■ **Given request**:
Print all the records exactly, please.

■ **The records**:
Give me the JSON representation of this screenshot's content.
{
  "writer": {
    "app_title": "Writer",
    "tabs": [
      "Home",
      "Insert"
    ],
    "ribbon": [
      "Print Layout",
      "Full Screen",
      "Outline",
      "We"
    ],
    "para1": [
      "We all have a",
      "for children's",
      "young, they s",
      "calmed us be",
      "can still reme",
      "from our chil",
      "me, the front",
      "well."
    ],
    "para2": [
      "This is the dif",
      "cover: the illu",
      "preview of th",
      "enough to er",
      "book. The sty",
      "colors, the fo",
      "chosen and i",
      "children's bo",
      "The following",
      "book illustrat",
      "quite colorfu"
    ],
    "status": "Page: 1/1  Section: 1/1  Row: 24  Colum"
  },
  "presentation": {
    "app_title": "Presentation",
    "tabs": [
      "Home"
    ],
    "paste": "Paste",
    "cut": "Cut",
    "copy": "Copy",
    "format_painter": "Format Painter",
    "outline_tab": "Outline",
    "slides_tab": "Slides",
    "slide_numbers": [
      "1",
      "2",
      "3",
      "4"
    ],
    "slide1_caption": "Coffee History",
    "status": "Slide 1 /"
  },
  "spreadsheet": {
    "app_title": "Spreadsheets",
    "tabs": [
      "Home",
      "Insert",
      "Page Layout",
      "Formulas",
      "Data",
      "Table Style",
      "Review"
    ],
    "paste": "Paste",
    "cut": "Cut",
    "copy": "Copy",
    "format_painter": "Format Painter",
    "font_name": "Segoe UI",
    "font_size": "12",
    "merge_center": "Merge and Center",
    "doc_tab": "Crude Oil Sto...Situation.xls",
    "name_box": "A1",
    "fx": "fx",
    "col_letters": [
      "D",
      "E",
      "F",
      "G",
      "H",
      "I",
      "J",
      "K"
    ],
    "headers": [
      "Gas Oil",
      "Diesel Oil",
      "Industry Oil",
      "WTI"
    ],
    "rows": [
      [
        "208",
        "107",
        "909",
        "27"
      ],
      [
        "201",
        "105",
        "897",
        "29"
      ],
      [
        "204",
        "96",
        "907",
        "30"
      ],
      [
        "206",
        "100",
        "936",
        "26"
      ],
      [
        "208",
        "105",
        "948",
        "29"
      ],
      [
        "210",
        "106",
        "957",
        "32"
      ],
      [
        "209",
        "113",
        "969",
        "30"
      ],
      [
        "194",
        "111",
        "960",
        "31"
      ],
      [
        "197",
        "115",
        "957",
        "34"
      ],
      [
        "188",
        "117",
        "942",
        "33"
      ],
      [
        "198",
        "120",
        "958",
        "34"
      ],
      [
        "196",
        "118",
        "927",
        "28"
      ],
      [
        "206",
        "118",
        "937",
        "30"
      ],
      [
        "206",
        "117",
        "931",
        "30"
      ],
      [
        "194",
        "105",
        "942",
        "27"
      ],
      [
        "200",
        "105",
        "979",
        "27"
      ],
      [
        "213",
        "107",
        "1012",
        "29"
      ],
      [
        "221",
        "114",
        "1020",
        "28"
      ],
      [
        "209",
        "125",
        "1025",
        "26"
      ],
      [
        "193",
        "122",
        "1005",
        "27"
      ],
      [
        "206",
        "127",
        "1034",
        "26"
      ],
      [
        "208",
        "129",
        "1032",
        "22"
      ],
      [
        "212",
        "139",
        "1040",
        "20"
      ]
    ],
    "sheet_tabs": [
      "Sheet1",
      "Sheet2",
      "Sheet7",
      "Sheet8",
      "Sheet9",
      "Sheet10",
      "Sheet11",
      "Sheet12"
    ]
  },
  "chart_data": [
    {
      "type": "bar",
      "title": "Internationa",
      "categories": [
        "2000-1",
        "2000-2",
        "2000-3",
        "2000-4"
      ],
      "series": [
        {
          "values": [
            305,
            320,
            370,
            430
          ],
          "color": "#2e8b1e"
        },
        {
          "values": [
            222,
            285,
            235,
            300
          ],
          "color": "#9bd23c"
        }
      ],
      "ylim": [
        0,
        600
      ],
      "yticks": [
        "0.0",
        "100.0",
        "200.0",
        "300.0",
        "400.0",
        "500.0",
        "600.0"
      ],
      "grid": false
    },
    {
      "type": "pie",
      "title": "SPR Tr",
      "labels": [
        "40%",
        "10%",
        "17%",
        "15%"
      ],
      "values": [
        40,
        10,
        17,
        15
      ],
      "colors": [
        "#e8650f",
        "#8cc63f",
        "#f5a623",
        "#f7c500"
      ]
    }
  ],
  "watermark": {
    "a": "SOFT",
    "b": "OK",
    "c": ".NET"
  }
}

■ **Answer in full**:
Give me the JSON representation of this screenshot's content.
{
  "writer": {
    "app_title": "Writer",
    "tabs": [
      "Home",
      "Insert"
    ],
    "ribbon": [
      "Print Layout",
      "Full Screen",
      "Outline",
      "We"
    ],
    "para1": [
      "We all have a",
      "for children's",
      "young, they s",
      "calmed us be",
      "can still reme",
      "from our chil",
      "me, the front",
      "well."
    ],
    "para2": [
      "This is the dif",
      "cover: the illu",
      "preview of th",
      "enough to er",
      "book. The sty",
      "colors, the fo",
      "chosen and i",
      "children's bo",
      "The following",
      "book illustrat",
      "quite colorfu"
    ],
    "status": "Page: 1/1  Section: 1/1  Row: 24  Colum"
  },
  "presentation": {
    "app_title": "Presentation",
    "tabs": [
      "Home"
    ],
    "paste": "Paste",
    "cut": "Cut",
    "copy": "Copy",
    "format_painter": "Format Painter",
    "outline_tab": "Outline",
    "slides_tab": "Slides",
    "slide_numbers": [
      "1",
      "2",
      "3",
      "4"
    ],
    "slide1_caption": "Coffee History",
    "status": "Slide 1 /"
  },
  "spreadsheet": {
    "app_title": "Spreadsheets",
    "tabs": [
      "Home",
      "Insert",
      "Page Layout",
      "Formulas",
      "Data",
      "Table Style",
      "Review"
    ],
    "paste": "Paste",
    "cut": "Cut",
    "copy": "Copy",
    "format_painter": "Format Painter",
    "font_name": "Segoe UI",
    "font_size": "12",
    "merge_center": "Merge and Center",
    "doc_tab": "Crude Oil Sto...Situation.xls",
    "name_box": "A1",
    "fx": "fx",
    "col_letters": [
      "D",
      "E",
      "F",
      "G",
      "H",
      "I",
      "J",
      "K"
    ],
    "headers": [
      "Gas Oil",
      "Diesel Oil",
      "Industry Oil",
      "WTI"
    ],
    "rows": [
      [
        "208",
        "107",
        "909",
        "27"
      ],
      [
        "201",
        "105",
        "897",
        "29"
      ],
      [
        "204",
        "96",
        "907",
        "30"
      ],
      [
        "206",
        "100",
        "936",
        "26"
      ],
      [
        "208",
        "105",
        "948",
        "29"
      ],
      [
        "210",
        "106",
        "957",
        "32"
      ],
      [
        "209",
        "113",
        "969",
        "30"
      ],
      [
        "194",
        "111",
        "960",
        "31"
      ],
      [
        "197",
        "115",
        "957",
        "34"
      ],
      [
        "188",
        "117",
        "942",
        "33"
      ],
      [
        "198",
        "120",
        "958",
        "34"
      ],
      [
        "196",
        "118",
        "927",
        "28"
      ],
      [
        "206",
        "118",
        "937",
        "30"
      ],
      [
        "206",
        "117",
        "931",
        "30"
      ],
      [
        "194",
        "105",
        "942",
        "27"
      ],
      [
        "200",
        "105",
        "979",
        "27"
      ],
      [
        "213",
        "107",
        "1012",
        "29"
      ],
      [
        "221",
        "114",
        "1020",
        "28"
      ],
      [
        "209",
        "125",
        "1025",
        "26"
      ],
      [
        "193",
        "122",
        "1005",
        "27"
      ],
      [
        "206",
        "127",
        "1034",
        "26"
      ],
      [
        "208",
        "129",
        "1032",
        "22"
      ],
      [
        "212",
        "139",
        "1040",
        "20"
      ]
    ],
    "sheet_tabs": [
      "Sheet1",
      "Sheet2",
      "Sheet7",
      "Sheet8",
      "Sheet9",
      "Sheet10",
      "Sheet11",
      "Sheet12"
    ]
  },
  "chart_data": [
    {
      "type": "bar",
      "title": "Internationa",
      "categories": [
        "2000-1",
        "2000-2",
        "2000-3",
        "2000-4"
      ],
      "series": [
        {
          "values": [
            305,
            320,
            370,
            430
          ],
          "color": "#2e8b1e"
        },
        {
          "values": [
            222,
            285,
            235,
            300
          ],
          "color": "#9bd23c"
        }
      ],
      "ylim": [
        0,
        600
      ],
      "yticks": [
        "0.0",
        "100.0",
        "200.0",
        "300.0",
        "400.0",
        "500.0",
        "600.0"
      ],
      "grid": false
    },
    {
      "type": "pie",
      "title": "SPR Tr",
      "labels": [
        "40%",
        "10%",
        "17%",
        "15%"
      ],
      "values": [
        40,
        10,
        17,
        15
      ],
      "colors": [
        "#e8650f",
        "#8cc63f",
        "#f5a623",
        "#f7c500"
      ]
    }
  ],
  "watermark": {
    "a": "SOFT",
    "b": "OK",
    "c": ".NET"
  }
}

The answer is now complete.